Dataset items
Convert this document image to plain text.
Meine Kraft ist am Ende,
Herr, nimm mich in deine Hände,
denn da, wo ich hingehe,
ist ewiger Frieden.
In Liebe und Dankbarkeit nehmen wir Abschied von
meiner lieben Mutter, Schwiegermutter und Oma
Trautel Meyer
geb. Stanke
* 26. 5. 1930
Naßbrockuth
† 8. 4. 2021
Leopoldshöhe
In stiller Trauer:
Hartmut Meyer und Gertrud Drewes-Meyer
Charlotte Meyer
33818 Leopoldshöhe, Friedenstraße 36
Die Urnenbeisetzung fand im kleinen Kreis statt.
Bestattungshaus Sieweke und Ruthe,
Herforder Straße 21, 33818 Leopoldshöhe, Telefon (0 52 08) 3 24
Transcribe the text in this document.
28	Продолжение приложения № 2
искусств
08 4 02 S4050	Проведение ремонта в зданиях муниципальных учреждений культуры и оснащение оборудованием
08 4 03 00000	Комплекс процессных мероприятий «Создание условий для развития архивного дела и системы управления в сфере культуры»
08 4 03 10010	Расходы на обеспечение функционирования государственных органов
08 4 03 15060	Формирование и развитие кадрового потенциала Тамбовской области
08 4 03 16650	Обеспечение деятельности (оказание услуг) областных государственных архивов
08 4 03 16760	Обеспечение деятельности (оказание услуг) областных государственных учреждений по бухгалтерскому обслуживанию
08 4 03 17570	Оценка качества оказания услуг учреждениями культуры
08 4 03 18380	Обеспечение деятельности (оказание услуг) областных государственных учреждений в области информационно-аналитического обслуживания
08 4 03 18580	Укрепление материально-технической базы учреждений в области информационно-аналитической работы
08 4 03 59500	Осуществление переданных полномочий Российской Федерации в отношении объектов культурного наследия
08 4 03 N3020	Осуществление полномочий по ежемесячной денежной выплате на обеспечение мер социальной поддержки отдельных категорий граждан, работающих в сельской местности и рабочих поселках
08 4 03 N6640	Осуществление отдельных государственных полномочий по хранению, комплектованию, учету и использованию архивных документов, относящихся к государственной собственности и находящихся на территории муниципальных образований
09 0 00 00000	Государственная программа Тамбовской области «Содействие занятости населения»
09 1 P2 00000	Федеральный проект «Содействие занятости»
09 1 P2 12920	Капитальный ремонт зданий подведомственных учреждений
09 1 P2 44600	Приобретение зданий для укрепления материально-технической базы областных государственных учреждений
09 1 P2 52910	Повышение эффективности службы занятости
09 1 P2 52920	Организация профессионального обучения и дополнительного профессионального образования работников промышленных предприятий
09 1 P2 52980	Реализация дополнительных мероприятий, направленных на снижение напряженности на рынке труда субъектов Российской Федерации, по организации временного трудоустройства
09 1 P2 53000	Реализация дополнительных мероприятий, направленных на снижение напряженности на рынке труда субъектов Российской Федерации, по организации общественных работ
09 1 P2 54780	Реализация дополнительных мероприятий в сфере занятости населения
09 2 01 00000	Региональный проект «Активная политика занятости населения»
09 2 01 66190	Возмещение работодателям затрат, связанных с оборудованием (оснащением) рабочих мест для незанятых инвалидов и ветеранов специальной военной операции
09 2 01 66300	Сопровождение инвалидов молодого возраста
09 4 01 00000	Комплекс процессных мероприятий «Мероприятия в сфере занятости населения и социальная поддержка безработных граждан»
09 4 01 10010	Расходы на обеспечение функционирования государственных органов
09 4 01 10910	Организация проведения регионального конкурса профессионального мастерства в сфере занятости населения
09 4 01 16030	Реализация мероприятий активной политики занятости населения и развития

Written exercise:
Quote each line of the data above exactly as written.

Expected output:
Convert this document image to plain text.
Meine Kraft ist am Ende,
Herr, nimm mich in deine Hände,
denn da, wo ich hingehe,
ist ewiger Frieden.
In Liebe und Dankbarkeit nehmen wir Abschied von
meiner lieben Mutter, Schwiegermutter und Oma
Trautel Meyer
geb. Stanke
* 26. 5. 1930
Naßbrockuth
† 8. 4. 2021
Leopoldshöhe
In stiller Trauer:
Hartmut Meyer und Gertrud Drewes-Meyer
Charlotte Meyer
33818 Leopoldshöhe, Friedenstraße 36
Die Urnenbeisetzung fand im kleinen Kreis statt.
Bestattungshaus Sieweke und Ruthe,
Herforder Straße 21, 33818 Leopoldshöhe, Telefon (0 52 08) 3 24
Transcribe the text in this document.
28	Продолжение приложения № 2
искусств
08 4 02 S4050	Проведение ремонта в зданиях муниципальных учреждений культуры и оснащение оборудованием
08 4 03 00000	Комплекс процессных мероприятий «Создание условий для развития архивного дела и системы управления в сфере культуры»
08 4 03 10010	Расходы на обеспечение функционирования государственных органов
08 4 03 15060	Формирование и развитие кадрового потенциала Тамбовской области
08 4 03 16650	Обеспечение деятельности (оказание услуг) областных государственных архивов
08 4 03 16760	Обеспечение деятельности (оказание услуг) областных государственных учреждений по бухгалтерскому обслуживанию
08 4 03 17570	Оценка качества оказания услуг учреждениями культуры
08 4 03 18380	Обеспечение деятельности (оказание услуг) областных государственных учреждений в области информационно-аналитического обслуживания
08 4 03 18580	Укрепление материально-технической базы учреждений в области информационно-аналитической работы
08 4 03 59500	Осуществление переданных полномочий Российской Федерации в отношении объектов культурного наследия
08 4 03 N3020	Осуществление полномочий по ежемесячной денежной выплате на обеспечение мер социальной поддержки отдельных категорий граждан, работающих в сельской местности и рабочих поселках
08 4 03 N6640	Осуществление отдельных государственных полномочий по хранению, комплектованию, учету и использованию архивных документов, относящихся к государственной собственности и находящихся на территории муниципальных образований
09 0 00 00000	Государственная программа Тамбовской области «Содействие занятости населения»
09 1 P2 00000	Федеральный проект «Содействие занятости»
09 1 P2 12920	Капитальный ремонт зданий подведомственных учреждений
09 1 P2 44600	Приобретение зданий для укрепления материально-технической базы областных государственных учреждений
09 1 P2 52910	Повышение эффективности службы занятости
09 1 P2 52920	Организация профессионального обучения и дополнительного профессионального образования работников промышленных предприятий
09 1 P2 52980	Реализация дополнительных мероприятий, направленных на снижение напряженности на рынке труда субъектов Российской Федерации, по организации временного трудоустройства
09 1 P2 53000	Реализация дополнительных мероприятий, направленных на снижение напряженности на рынке труда субъектов Российской Федерации, по организации общественных работ
09 1 P2 54780	Реализация дополнительных мероприятий в сфере занятости населения
09 2 01 00000	Региональный проект «Активная политика занятости населения»
09 2 01 66190	Возмещение работодателям затрат, связанных с оборудованием (оснащением) рабочих мест для незанятых инвалидов и ветеранов специальной военной операции
09 2 01 66300	Сопровождение инвалидов молодого возраста
09 4 01 00000	Комплекс процессных мероприятий «Мероприятия в сфере занятости населения и социальная поддержка безработных граждан»
09 4 01 10010	Расходы на обеспечение функционирования государственных органов
09 4 01 10910	Организация проведения регионального конкурса профессионального мастерства в сфере занятости населения
09 4 01 16030	Реализация мероприятий активной политики занятости населения и развития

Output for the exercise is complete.